Task instructions —
Gather all lines in the data that hold the string "prism".

Source material —
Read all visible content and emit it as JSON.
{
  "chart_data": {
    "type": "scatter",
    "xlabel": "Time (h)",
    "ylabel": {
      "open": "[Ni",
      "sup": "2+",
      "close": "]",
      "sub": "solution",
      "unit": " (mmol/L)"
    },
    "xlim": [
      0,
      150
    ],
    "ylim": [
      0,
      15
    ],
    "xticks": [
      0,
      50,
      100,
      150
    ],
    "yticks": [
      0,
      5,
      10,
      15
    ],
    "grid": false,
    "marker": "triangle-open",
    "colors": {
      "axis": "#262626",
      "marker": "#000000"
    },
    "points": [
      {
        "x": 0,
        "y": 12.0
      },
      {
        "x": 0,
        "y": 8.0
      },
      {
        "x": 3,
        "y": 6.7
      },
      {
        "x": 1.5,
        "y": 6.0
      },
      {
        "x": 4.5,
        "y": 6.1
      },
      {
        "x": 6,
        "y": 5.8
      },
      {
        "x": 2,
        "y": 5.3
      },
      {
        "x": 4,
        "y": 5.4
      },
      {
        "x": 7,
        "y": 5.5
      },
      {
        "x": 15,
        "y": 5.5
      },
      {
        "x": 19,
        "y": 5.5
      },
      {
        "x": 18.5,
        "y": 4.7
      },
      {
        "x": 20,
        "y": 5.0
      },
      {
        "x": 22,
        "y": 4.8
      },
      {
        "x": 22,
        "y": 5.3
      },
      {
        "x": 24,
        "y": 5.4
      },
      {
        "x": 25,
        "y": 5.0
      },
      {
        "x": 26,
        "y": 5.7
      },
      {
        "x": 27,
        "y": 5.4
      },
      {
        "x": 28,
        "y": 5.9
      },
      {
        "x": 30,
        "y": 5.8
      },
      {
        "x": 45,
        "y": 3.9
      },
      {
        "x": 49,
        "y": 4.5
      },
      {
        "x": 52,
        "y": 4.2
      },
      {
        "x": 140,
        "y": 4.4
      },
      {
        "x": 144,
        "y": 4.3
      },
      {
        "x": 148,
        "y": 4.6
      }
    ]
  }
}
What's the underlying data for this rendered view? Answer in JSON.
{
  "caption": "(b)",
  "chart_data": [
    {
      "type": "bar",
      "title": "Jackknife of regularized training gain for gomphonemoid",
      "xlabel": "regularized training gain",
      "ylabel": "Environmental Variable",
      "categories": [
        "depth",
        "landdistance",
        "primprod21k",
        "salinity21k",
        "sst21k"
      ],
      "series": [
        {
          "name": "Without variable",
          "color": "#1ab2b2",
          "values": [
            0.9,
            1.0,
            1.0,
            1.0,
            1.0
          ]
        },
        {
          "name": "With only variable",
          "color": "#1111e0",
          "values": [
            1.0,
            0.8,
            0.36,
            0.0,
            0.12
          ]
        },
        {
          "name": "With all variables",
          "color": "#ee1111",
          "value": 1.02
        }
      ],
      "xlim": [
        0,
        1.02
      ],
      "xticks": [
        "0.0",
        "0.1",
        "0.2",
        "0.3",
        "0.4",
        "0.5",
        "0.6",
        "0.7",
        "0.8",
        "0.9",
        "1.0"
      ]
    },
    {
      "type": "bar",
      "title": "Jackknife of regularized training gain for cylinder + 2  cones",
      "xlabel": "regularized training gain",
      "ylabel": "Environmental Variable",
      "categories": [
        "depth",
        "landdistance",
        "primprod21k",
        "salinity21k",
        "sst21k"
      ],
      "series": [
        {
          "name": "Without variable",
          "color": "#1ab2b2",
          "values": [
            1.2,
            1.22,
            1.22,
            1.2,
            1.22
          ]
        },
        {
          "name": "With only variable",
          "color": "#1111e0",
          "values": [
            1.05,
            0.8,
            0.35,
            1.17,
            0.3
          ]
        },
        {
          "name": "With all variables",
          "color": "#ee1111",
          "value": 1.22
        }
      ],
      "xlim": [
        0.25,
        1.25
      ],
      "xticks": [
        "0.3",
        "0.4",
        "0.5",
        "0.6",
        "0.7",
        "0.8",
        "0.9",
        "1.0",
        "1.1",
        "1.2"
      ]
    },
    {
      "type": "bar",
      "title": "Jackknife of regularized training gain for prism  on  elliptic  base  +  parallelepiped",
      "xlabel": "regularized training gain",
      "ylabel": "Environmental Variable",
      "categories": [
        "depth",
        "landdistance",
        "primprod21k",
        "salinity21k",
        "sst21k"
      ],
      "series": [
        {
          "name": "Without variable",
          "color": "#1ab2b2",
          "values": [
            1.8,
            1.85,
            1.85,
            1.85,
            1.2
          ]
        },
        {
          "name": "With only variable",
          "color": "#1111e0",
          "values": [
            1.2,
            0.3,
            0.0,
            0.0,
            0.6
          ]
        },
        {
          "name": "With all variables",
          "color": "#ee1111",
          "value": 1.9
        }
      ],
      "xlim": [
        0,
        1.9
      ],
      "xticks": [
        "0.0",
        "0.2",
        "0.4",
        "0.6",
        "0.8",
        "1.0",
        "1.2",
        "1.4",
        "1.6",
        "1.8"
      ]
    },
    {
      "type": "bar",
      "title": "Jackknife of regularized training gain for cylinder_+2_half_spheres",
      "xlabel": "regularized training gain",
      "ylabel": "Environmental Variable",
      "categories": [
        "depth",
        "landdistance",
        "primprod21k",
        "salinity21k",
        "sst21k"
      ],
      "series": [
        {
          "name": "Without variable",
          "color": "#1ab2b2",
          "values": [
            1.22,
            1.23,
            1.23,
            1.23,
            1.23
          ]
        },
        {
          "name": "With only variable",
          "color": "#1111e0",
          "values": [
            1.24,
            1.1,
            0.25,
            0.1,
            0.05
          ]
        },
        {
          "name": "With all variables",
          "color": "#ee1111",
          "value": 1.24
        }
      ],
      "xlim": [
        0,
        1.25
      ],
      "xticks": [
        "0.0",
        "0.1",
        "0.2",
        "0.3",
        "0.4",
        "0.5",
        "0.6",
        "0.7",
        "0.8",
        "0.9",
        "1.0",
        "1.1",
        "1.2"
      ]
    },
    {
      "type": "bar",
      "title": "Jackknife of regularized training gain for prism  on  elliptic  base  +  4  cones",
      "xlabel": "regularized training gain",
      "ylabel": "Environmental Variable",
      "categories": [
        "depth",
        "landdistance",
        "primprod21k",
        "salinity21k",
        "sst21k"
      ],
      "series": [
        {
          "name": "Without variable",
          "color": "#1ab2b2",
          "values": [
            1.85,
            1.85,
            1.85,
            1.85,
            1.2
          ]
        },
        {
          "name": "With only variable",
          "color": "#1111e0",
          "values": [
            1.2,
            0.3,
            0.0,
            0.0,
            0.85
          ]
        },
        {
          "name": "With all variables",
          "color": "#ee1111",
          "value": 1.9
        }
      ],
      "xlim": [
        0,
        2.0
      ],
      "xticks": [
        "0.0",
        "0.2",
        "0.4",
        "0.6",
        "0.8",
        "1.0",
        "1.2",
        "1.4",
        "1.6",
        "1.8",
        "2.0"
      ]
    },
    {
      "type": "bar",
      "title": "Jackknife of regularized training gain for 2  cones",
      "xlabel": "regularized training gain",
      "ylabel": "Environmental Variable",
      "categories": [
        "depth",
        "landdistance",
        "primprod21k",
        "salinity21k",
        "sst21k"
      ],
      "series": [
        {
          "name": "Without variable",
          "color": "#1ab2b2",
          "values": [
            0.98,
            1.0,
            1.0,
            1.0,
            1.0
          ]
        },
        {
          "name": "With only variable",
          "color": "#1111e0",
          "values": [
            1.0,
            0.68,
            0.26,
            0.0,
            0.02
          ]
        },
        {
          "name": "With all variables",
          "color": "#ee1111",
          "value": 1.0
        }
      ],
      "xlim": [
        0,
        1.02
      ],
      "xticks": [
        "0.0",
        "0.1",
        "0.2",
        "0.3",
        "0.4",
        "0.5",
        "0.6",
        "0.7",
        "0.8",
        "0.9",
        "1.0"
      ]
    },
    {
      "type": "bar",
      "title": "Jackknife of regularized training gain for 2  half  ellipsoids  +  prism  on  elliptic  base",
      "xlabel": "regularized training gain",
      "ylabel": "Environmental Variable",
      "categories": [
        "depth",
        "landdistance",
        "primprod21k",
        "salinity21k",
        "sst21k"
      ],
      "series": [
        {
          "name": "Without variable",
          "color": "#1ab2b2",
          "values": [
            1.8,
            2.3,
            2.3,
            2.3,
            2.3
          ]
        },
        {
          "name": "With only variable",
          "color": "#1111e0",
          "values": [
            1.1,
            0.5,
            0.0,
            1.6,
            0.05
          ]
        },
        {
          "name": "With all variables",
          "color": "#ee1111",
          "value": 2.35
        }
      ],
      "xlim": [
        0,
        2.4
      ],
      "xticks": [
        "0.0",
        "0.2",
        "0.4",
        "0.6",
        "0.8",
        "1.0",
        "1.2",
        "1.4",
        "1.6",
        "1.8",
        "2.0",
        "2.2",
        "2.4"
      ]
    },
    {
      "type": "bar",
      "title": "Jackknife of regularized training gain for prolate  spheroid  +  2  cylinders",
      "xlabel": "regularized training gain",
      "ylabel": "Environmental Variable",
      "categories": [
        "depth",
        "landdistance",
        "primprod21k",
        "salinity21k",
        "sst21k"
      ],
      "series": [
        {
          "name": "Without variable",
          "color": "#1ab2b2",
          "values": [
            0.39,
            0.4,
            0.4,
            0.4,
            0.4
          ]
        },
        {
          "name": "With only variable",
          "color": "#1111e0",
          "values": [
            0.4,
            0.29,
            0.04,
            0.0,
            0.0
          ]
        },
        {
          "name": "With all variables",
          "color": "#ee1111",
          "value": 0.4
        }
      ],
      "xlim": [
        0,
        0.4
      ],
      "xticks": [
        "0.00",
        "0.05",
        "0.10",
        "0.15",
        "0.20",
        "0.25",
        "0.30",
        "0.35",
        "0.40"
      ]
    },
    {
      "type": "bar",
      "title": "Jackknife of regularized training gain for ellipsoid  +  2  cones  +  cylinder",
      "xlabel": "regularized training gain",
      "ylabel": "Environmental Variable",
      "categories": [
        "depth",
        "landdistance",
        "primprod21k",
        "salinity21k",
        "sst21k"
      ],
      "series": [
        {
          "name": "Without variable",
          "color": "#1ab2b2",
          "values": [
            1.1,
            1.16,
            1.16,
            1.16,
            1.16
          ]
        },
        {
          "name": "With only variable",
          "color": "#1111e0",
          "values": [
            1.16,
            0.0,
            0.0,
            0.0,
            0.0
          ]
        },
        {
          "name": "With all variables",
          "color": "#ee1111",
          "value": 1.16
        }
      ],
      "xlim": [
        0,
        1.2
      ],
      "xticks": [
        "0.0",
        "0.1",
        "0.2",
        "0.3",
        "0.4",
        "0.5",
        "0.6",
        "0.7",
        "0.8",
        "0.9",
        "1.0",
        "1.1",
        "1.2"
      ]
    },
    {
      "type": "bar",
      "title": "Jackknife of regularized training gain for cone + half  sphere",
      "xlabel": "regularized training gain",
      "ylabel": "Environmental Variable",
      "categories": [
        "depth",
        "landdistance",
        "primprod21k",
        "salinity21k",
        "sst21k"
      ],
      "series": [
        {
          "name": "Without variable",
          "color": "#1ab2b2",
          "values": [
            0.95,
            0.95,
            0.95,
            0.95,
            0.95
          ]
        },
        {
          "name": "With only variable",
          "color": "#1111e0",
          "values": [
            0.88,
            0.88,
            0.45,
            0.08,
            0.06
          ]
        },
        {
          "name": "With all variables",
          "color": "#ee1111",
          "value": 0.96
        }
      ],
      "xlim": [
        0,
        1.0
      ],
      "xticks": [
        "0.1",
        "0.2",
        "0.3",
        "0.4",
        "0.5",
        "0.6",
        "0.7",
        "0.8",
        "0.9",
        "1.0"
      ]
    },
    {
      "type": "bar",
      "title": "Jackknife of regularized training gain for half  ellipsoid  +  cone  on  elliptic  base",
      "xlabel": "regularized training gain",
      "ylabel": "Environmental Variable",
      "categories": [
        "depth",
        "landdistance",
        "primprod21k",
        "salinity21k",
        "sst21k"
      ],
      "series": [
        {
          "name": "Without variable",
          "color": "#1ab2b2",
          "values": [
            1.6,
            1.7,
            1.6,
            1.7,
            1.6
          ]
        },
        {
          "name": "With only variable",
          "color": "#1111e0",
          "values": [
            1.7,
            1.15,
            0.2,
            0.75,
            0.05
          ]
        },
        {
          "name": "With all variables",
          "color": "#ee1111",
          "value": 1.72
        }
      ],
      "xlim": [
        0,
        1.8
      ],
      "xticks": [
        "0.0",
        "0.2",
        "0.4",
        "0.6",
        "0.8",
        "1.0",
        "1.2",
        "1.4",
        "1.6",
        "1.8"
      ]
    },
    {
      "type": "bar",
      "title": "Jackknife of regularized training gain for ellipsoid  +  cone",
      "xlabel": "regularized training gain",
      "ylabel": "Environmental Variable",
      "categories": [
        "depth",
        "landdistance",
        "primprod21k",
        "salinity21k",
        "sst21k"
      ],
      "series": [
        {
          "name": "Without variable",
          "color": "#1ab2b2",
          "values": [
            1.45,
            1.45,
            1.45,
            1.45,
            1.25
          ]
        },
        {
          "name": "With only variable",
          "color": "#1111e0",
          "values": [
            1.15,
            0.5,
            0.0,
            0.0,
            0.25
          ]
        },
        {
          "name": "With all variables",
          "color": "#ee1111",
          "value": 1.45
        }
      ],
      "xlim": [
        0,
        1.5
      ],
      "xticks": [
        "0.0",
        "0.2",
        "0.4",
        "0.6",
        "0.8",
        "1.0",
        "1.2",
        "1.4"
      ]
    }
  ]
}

Solved problem —
      "title": "Jackknife of regularized training gain for prism  on  elliptic  base  +  parallelepiped",
      "title": "Jackknife of regularized training gain for prism  on  elliptic  base  +  4  cones",
      "title": "Jackknife of regularized training gain for 2  half  ellipsoids  +  prism  on  elliptic  base",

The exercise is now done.